Copy each entry as written.

* **THE RECORDS**:
★ ★ ★ ★ ★ ★ ★
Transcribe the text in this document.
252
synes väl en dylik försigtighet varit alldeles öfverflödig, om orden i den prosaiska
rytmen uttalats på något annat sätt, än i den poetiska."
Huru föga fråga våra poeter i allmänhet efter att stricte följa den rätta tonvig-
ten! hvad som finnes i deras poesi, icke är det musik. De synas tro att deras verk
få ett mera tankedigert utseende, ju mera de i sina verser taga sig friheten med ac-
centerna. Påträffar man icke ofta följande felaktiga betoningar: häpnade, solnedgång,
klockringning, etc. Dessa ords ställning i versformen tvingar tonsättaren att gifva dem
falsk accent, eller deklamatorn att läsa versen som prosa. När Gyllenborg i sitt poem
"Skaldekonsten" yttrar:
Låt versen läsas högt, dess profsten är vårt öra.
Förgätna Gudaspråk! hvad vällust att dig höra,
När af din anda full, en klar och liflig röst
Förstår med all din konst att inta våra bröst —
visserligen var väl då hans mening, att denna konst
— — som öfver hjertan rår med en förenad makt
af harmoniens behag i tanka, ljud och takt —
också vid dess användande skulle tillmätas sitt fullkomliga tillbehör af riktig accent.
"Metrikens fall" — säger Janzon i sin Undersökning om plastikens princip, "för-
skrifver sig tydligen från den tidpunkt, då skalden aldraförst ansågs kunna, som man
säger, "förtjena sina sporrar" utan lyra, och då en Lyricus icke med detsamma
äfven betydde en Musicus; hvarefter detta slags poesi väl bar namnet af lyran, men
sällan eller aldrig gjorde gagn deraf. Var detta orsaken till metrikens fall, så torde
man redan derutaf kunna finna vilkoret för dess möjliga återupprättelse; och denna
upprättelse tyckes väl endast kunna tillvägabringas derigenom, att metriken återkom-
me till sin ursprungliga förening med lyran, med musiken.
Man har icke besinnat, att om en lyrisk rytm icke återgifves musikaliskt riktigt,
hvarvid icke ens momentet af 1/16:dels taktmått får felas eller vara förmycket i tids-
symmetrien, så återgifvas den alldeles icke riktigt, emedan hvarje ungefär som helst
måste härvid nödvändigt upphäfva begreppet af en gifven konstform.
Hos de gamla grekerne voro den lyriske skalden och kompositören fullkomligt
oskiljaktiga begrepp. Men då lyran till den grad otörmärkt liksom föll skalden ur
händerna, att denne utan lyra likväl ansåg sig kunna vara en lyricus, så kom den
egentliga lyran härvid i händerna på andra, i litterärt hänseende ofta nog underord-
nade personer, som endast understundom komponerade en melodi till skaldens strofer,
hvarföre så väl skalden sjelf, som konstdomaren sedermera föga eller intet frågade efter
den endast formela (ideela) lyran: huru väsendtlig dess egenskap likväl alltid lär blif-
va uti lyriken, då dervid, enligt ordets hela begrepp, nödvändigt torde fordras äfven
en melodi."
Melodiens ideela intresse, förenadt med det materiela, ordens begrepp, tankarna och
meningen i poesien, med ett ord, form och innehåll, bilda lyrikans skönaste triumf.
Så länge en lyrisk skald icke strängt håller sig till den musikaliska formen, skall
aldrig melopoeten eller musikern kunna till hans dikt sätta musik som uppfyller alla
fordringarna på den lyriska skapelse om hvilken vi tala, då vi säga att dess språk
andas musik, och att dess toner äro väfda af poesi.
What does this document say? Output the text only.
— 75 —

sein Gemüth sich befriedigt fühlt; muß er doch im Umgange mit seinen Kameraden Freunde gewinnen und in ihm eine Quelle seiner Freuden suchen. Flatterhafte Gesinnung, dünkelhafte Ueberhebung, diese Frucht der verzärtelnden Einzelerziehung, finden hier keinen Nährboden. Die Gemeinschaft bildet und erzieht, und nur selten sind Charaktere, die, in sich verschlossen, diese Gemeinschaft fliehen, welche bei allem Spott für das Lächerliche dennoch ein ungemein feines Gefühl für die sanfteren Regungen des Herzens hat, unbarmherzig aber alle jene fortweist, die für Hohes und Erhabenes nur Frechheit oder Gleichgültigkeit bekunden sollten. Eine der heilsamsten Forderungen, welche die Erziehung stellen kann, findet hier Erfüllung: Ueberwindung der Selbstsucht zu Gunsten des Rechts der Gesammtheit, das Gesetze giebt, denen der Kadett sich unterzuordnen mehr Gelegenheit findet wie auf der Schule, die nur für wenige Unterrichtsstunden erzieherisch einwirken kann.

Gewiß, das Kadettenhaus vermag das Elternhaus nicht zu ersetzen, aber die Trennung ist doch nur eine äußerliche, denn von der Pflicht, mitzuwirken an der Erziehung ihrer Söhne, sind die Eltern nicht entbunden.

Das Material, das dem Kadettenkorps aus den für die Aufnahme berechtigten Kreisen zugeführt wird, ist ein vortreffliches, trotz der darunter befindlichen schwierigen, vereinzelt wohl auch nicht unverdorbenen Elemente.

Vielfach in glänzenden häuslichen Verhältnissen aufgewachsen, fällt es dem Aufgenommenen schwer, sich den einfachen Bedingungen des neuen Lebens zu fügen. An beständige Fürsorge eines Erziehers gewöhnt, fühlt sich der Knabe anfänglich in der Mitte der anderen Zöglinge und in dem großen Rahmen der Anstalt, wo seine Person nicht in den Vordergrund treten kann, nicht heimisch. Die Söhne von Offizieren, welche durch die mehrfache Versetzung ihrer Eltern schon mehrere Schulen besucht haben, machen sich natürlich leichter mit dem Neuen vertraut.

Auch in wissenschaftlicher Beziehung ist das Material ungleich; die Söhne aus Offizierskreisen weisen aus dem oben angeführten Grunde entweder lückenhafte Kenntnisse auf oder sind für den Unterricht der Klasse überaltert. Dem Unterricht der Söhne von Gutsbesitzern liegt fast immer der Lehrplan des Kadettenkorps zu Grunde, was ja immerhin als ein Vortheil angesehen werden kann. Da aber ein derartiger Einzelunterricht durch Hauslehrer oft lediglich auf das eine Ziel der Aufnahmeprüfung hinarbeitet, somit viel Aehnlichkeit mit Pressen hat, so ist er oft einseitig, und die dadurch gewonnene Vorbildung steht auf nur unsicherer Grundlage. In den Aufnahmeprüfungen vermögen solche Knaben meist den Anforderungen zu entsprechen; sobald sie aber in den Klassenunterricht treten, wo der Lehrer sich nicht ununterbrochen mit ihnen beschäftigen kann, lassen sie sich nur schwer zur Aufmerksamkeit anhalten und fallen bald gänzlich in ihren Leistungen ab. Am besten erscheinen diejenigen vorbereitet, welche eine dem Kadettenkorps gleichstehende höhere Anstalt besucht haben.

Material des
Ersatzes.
★ ★ ★ ★ ★ ★ ★
* **EXERCISE ANSWER**:
Transcribe the text in this document.
252
synes väl en dylik försigtighet varit alldeles öfverflödig, om orden i den prosaiska
rytmen uttalats på något annat sätt, än i den poetiska."
Huru föga fråga våra poeter i allmänhet efter att stricte följa den rätta tonvig-
ten! hvad som finnes i deras poesi, icke är det musik. De synas tro att deras verk
få ett mera tankedigert utseende, ju mera de i sina verser taga sig friheten med ac-
centerna. Påträffar man icke ofta följande felaktiga betoningar: häpnade, solnedgång,
klockringning, etc. Dessa ords ställning i versformen tvingar tonsättaren att gifva dem
falsk accent, eller deklamatorn att läsa versen som prosa. När Gyllenborg i sitt poem
"Skaldekonsten" yttrar:
Låt versen läsas högt, dess profsten är vårt öra.
Förgätna Gudaspråk! hvad vällust att dig höra,
När af din anda full, en klar och liflig röst
Förstår med all din konst att inta våra bröst —
visserligen var väl då hans mening, att denna konst
— — som öfver hjertan rår med en förenad makt
af harmoniens behag i tanka, ljud och takt —
också vid dess användande skulle tillmätas sitt fullkomliga tillbehör af riktig accent.
"Metrikens fall" — säger Janzon i sin Undersökning om plastikens princip, "för-
skrifver sig tydligen från den tidpunkt, då skalden aldraförst ansågs kunna, som man
säger, "förtjena sina sporrar" utan lyra, och då en Lyricus icke med detsamma
äfven betydde en Musicus; hvarefter detta slags poesi väl bar namnet af lyran, men
sällan eller aldrig gjorde gagn deraf. Var detta orsaken till metrikens fall, så torde
man redan derutaf kunna finna vilkoret för dess möjliga återupprättelse; och denna
upprättelse tyckes väl endast kunna tillvägabringas derigenom, att metriken återkom-
me till sin ursprungliga förening med lyran, med musiken.
Man har icke besinnat, att om en lyrisk rytm icke återgifves musikaliskt riktigt,
hvarvid icke ens momentet af 1/16:dels taktmått får felas eller vara förmycket i tids-
symmetrien, så återgifvas den alldeles icke riktigt, emedan hvarje ungefär som helst
måste härvid nödvändigt upphäfva begreppet af en gifven konstform.
Hos de gamla grekerne voro den lyriske skalden och kompositören fullkomligt
oskiljaktiga begrepp. Men då lyran till den grad otörmärkt liksom föll skalden ur
händerna, att denne utan lyra likväl ansåg sig kunna vara en lyricus, så kom den
egentliga lyran härvid i händerna på andra, i litterärt hänseende ofta nog underord-
nade personer, som endast understundom komponerade en melodi till skaldens strofer,
hvarföre så väl skalden sjelf, som konstdomaren sedermera föga eller intet frågade efter
den endast formela (ideela) lyran: huru väsendtlig dess egenskap likväl alltid lär blif-
va uti lyriken, då dervid, enligt ordets hela begrepp, nödvändigt torde fordras äfven
en melodi."
Melodiens ideela intresse, förenadt med det materiela, ordens begrepp, tankarna och
meningen i poesien, med ett ord, form och innehåll, bilda lyrikans skönaste triumf.
Så länge en lyrisk skald icke strängt håller sig till den musikaliska formen, skall
aldrig melopoeten eller musikern kunna till hans dikt sätta musik som uppfyller alla
fordringarna på den lyriska skapelse om hvilken vi tala, då vi säga att dess språk
andas musik, och att dess toner äro väfda af poesi.
What does this document say? Output the text only.
— 75 —

sein Gemüth sich befriedigt fühlt; muß er doch im Umgange mit seinen Kameraden Freunde gewinnen und in ihm eine Quelle seiner Freuden suchen. Flatterhafte Gesinnung, dünkelhafte Ueberhebung, diese Frucht der verzärtelnden Einzelerziehung, finden hier keinen Nährboden. Die Gemeinschaft bildet und erzieht, und nur selten sind Charaktere, die, in sich verschlossen, diese Gemeinschaft fliehen, welche bei allem Spott für das Lächerliche dennoch ein ungemein feines Gefühl für die sanfteren Regungen des Herzens hat, unbarmherzig aber alle jene fortweist, die für Hohes und Erhabenes nur Frechheit oder Gleichgültigkeit bekunden sollten. Eine der heilsamsten Forderungen, welche die Erziehung stellen kann, findet hier Erfüllung: Ueberwindung der Selbstsucht zu Gunsten des Rechts der Gesammtheit, das Gesetze giebt, denen der Kadett sich unterzuordnen mehr Gelegenheit findet wie auf der Schule, die nur für wenige Unterrichtsstunden erzieherisch einwirken kann.

Gewiß, das Kadettenhaus vermag das Elternhaus nicht zu ersetzen, aber die Trennung ist doch nur eine äußerliche, denn von der Pflicht, mitzuwirken an der Erziehung ihrer Söhne, sind die Eltern nicht entbunden.

Das Material, das dem Kadettenkorps aus den für die Aufnahme berechtigten Kreisen zugeführt wird, ist ein vortreffliches, trotz der darunter befindlichen schwierigen, vereinzelt wohl auch nicht unverdorbenen Elemente.

Vielfach in glänzenden häuslichen Verhältnissen aufgewachsen, fällt es dem Aufgenommenen schwer, sich den einfachen Bedingungen des neuen Lebens zu fügen. An beständige Fürsorge eines Erziehers gewöhnt, fühlt sich der Knabe anfänglich in der Mitte der anderen Zöglinge und in dem großen Rahmen der Anstalt, wo seine Person nicht in den Vordergrund treten kann, nicht heimisch. Die Söhne von Offizieren, welche durch die mehrfache Versetzung ihrer Eltern schon mehrere Schulen besucht haben, machen sich natürlich leichter mit dem Neuen vertraut.

Auch in wissenschaftlicher Beziehung ist das Material ungleich; die Söhne aus Offizierskreisen weisen aus dem oben angeführten Grunde entweder lückenhafte Kenntnisse auf oder sind für den Unterricht der Klasse überaltert. Dem Unterricht der Söhne von Gutsbesitzern liegt fast immer der Lehrplan des Kadettenkorps zu Grunde, was ja immerhin als ein Vortheil angesehen werden kann. Da aber ein derartiger Einzelunterricht durch Hauslehrer oft lediglich auf das eine Ziel der Aufnahmeprüfung hinarbeitet, somit viel Aehnlichkeit mit Pressen hat, so ist er oft einseitig, und die dadurch gewonnene Vorbildung steht auf nur unsicherer Grundlage. In den Aufnahmeprüfungen vermögen solche Knaben meist den Anforderungen zu entsprechen; sobald sie aber in den Klassenunterricht treten, wo der Lehrer sich nicht ununterbrochen mit ihnen beschäftigen kann, lassen sie sich nur schwer zur Aufmerksamkeit anhalten und fallen bald gänzlich in ihren Leistungen ab. Am besten erscheinen diejenigen vorbereitet, welche eine dem Kadettenkorps gleichstehende höhere Anstalt besucht haben.

Material des
Ersatzes.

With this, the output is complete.